Going solo

Going solo

Running an in-house catering service can be an isolating experience, but Rob Bullock and the team at St Wilfrid’s RC College are fully committed to creating standout provision that can be replicated with others, writes Morag Wilson

Many of us think that the school catering industry is a close-knit one. We attend the same events, are very active on social media (do follow us at @EDUcateringMag), and if we have a question or problem we know that there’s friendly advice at the other end of the phone line. But what about when you run your own catering service? It can at times be a pretty lonely place and you don’t always know that you’re doing things right.

Of course, it’s not all doom and gloom. There’s a certain freedom that comes with being a self-managed school caterer. You can create your own menus, have a say on the running of the service, and the design of the kitchen and front of house areas if you’re lucky. There aren’t any lengthy approval processes to go through and it often means that the headteacher is engaged in what you’re doing.

That’s certainly the case at St Wilfrid’s RC College in South Shields where Rob Bullock is executive head chef and manages his team of 14 catering staff, including two apprentices.

A former lecturer at South Tyneside College, Rob had no previous experience of school catering before coming to St Wilfrid’s. He joined the school in February 2015 in a newly created role. The catering was still under the local authority and was, as he describes it, a “learning curve of regulations”, with school food standards to get to grips with – quite a minefield if you’ve come from having complete freedom catering to the general public.

But then the school became an academy a year later and the catering was brought in-house; Rob was on his own.

Not one to despair, Rob quickly set about action. He changed the menus and created bespoke dishes for special diets, upskilled his team and set up an action plan and working party to drive up standards of the catering. Bright furniture, new branding, cashless catering and new staff uniforms have helped to create a service that the whole school can be proud of. Innovative concepts like a made-to-order deli bar and an omelette station have helped to drive meal uptake (take-up has risen year on year since going in-house and Free School Meal take-up is a healthy 95%) and a PKL pod was installed in the grounds to help to reduce queues.
There are definite benefits to being an academy and setting your own rules. The school has a stay-on-site policy and this has certainly helped to drive meal uptake in the school. Sixth formers are allowed to venture off-site and so this has been Rob’s main focus recently, to find ways to keep them in school and choosing a school meal. Ideas have included a pre-ordering system so they don’t have to join the main school queue and takeaway pizza boxes that directly compete with the tempting offer down the road.

St Wilfrid’s is a co-educational secondary school with strong community ties. Recognising that food is what brings everyone together, the catering facilities are right in the heart of the main school. Long benches line the dining hall, surrounded by house colours and school beliefs – charity, wisdom, courage – and the upper floor looks down onto the area over a balcony. Food is definitely part of the school day and the kitchen are part of the school staff – the team are allocated a house and wear their house colours when serving out front.

Space is still an issue though, and when the lunch bell rings the queues soon form out the door. The cashless system has helped, says Rob, but the dining space is not enough to handle even half the school sitting down to enjoy a meal. There are around 1,200 pupils including the sixth form and two one-hour sittings at lunch, which means the kitchen team are busy serving from 12pm until 2pm.

■ **SET OF TASKS**
1. According to the school catering article, when did Rob Bullock join St Wilfrid's RC College?
2. Continue the school catering article from the end of its last paragraph.

■ **INFORMATION PROVIDED**
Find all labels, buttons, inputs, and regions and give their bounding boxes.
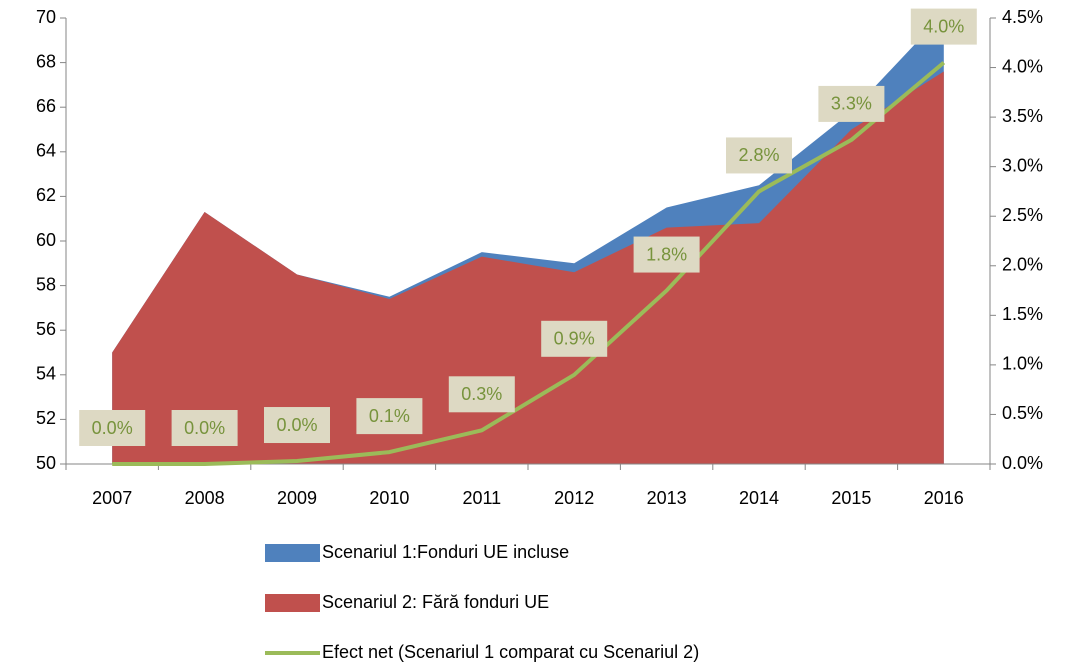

■ **RESPONSES TO THE EXERCISE**
1. February 2015

2.
“It does take the whole hour to get all the kids through,” says Rob. Which means some pupils can be waiting a long time for their food.
It’s why the school invested in an outdoor pod, which can be manned by one member of staff and take a lot of the strain away from the main dining room. It serves paninis and the special of the day (when I visit it’s a Chinese chicken burrito). Plans are afoot to extend into the outdoor courtyard to provide more indoor seating and to also create a dedicated sixth form block with its own catering facility.

“This would be great as we could tailor the menu to create more of a high street offer, keeping the sixth form on-site and not accessible to younger pupils,” says Rob.

Because this is Rob’s first experience of school catering he has been able to bring a fresh approach to the menus. Breakfast, which is served to all pupils from 8am, see the kitchen team get through over 200 slices of toast each day and lots of reduced sugar waffles. The deli bar, in which pupils can choose their bread and fillings, has been really popular, and staff in particular like the omelette station, a manned piece of equipment offered each lunchtime apart from roast day on Wednesdays. There are four hot dishes on the menu each day as well as specials, jacket potatoes and soup.
Around 90% of the menu is scratch-made and Rob has been pleasantly surprised by the receptiveness of pupils to new dishes. Halloumi and vegetable pockets have been a recent addition and they’ve gone down a storm. All of the menus – which are on a four-week cycle – are taste tested by the student council.

A lot of Rob’s success has come down to his staff. As well as taking on two apprentices he recruited a head chef in September, an old boy of the school, who like him, had no previous experience of school catering, coming instead from Café 21 in Fenwick, Newcastle. He is lucky to have a large team which frees him up to do other things like helping other local schools to turn around their catering offer. One, down the road, recently came to Rob for help in recruiting a new chef.

“I don’t know what other schools are doing with their catering,” says Rob. “But, I can run it my way and share that experience with others.”
Whatever he’s doing is working and it’s being recognised by others in the industry; Rob was nominated for Self-Managed School Caterer of the Year at the EDUcatering Excellence Awards last year and to him, it’s a recognition that what he is doing at St Wilfrid’s – and now helping other schools in the local area – is one of best practice. He’s no longer going it alone.